Search the material for the word "JSON" and report each line where it turns up.

>> start

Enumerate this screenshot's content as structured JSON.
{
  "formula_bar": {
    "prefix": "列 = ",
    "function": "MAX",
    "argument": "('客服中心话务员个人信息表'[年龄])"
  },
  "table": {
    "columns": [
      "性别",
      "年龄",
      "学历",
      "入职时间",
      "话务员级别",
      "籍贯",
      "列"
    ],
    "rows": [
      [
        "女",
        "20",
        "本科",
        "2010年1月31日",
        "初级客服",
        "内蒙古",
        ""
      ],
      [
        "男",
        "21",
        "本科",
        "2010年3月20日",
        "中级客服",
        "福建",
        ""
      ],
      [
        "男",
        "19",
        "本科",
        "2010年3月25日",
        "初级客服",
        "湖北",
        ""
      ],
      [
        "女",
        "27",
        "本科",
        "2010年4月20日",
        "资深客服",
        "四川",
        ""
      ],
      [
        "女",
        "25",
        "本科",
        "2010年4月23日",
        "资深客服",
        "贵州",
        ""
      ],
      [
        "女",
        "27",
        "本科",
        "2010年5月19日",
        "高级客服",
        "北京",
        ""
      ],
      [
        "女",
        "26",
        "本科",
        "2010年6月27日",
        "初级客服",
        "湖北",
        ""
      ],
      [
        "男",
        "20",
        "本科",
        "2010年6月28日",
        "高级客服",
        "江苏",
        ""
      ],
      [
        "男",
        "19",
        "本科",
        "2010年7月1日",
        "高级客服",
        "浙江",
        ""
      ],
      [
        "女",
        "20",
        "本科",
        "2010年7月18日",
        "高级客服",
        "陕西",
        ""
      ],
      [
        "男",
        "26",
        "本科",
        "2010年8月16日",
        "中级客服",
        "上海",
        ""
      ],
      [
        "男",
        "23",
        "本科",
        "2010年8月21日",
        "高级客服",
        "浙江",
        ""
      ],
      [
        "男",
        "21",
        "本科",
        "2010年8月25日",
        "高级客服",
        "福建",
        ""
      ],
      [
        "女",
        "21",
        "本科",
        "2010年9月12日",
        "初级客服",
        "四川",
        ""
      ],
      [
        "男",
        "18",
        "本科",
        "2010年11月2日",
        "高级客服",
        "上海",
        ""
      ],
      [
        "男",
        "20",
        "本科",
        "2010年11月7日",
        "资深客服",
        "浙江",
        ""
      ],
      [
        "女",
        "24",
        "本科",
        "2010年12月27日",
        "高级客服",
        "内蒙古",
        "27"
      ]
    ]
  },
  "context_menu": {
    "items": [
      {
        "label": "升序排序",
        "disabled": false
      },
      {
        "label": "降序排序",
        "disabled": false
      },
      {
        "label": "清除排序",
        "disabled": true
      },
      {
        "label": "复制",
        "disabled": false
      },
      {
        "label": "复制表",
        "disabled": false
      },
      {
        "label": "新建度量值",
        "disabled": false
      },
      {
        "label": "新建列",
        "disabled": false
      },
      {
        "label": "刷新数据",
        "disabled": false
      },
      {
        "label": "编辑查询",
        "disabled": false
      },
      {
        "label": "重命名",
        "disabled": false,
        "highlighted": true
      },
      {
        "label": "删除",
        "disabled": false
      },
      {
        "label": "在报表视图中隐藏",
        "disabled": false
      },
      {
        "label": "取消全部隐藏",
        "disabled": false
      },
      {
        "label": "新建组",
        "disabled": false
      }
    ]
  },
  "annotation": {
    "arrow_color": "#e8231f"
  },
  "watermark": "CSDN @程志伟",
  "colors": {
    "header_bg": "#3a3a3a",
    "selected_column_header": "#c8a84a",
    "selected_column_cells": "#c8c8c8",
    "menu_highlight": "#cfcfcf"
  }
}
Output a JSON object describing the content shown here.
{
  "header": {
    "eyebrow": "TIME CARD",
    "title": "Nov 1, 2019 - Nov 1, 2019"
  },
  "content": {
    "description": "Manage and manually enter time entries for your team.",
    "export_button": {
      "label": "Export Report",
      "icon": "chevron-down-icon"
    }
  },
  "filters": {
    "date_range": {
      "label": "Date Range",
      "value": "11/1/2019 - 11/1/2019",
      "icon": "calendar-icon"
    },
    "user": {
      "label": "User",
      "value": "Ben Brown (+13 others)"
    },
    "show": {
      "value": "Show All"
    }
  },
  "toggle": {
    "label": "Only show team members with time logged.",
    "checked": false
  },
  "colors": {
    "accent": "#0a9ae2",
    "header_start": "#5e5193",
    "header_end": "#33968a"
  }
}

>> end

## [Task output]
Enumerate this screenshot's content as structured JSON.
Output a JSON object describing the content shown here.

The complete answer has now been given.